(Stored records)

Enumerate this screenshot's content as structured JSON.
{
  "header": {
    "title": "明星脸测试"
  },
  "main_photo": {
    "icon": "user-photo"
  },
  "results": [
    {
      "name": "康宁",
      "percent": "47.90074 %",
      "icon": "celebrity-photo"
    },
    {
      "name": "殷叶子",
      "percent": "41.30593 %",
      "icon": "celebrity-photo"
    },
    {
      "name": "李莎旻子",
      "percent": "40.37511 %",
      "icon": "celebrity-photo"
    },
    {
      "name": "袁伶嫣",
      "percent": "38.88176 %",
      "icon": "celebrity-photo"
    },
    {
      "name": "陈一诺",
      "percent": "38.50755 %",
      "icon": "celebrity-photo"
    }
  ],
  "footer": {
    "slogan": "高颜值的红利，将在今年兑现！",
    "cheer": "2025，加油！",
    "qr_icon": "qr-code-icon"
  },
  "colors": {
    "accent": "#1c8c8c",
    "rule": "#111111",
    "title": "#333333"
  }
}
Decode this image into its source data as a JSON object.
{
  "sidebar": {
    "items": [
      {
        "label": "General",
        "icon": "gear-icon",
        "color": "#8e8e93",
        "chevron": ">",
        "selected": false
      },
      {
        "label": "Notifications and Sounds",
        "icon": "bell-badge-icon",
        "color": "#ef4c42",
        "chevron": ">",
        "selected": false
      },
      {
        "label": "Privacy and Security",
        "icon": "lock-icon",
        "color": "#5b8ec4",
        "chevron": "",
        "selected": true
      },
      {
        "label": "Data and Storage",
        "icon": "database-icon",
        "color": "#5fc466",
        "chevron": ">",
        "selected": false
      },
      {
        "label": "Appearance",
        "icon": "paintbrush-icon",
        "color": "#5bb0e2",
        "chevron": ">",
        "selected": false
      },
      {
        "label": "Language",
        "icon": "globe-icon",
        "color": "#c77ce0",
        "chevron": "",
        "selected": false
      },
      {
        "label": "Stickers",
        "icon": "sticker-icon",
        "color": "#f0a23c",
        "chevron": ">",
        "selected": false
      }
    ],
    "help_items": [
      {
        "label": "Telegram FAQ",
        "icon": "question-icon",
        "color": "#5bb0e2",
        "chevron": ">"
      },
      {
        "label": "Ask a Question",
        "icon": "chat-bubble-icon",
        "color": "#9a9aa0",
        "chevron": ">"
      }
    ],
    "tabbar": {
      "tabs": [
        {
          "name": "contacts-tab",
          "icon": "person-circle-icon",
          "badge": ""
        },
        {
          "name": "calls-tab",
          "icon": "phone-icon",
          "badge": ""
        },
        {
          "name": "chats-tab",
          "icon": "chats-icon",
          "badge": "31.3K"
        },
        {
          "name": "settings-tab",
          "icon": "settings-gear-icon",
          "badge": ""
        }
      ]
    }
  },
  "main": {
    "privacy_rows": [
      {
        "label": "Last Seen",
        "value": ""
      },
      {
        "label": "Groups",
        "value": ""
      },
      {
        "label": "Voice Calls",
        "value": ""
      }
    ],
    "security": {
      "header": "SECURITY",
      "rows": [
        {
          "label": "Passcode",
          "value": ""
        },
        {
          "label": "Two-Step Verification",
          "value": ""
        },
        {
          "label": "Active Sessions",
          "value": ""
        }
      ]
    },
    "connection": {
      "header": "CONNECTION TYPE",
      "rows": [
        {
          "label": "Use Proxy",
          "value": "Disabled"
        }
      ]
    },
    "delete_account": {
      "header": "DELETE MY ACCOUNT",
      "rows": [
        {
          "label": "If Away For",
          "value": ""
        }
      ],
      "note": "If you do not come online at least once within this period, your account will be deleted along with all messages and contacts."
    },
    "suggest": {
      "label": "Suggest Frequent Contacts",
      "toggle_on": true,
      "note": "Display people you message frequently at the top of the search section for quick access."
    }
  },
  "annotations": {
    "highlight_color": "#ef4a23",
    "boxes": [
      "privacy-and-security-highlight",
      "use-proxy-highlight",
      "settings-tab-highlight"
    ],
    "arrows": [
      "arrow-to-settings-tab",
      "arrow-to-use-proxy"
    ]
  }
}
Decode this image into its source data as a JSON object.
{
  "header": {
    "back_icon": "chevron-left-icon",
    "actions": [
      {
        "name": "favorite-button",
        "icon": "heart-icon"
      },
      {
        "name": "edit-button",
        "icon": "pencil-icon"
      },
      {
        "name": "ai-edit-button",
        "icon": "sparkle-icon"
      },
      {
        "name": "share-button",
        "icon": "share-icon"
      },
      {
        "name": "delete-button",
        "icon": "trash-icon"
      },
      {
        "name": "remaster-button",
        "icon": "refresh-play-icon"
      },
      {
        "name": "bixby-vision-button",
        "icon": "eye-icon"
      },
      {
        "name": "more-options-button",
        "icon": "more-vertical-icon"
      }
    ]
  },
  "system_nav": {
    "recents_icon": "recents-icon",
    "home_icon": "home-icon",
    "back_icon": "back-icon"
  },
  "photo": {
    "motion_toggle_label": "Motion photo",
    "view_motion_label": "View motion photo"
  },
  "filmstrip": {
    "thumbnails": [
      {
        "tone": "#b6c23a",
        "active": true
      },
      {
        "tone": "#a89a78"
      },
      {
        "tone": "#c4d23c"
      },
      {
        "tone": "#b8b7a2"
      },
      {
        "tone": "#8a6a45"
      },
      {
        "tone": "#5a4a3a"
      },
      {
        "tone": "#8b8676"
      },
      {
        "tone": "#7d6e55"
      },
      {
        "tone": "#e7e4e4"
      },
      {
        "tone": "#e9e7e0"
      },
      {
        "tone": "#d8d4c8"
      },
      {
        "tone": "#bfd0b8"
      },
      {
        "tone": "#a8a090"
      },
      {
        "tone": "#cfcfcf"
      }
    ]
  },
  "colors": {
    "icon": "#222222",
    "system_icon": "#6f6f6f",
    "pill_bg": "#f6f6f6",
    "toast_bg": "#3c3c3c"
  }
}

◆ TASK PROMPT ◆
Look through the entries above; copy each line where the string "this" appears.

◆ COMPLETED EXERCISE ◆
Enumerate this screenshot's content as structured JSON.
Decode this image into its source data as a JSON object.
      "note": "If you do not come online at least once within this period, your account will be deleted along with all messages and contacts."
Decode this image into its source data as a JSON object.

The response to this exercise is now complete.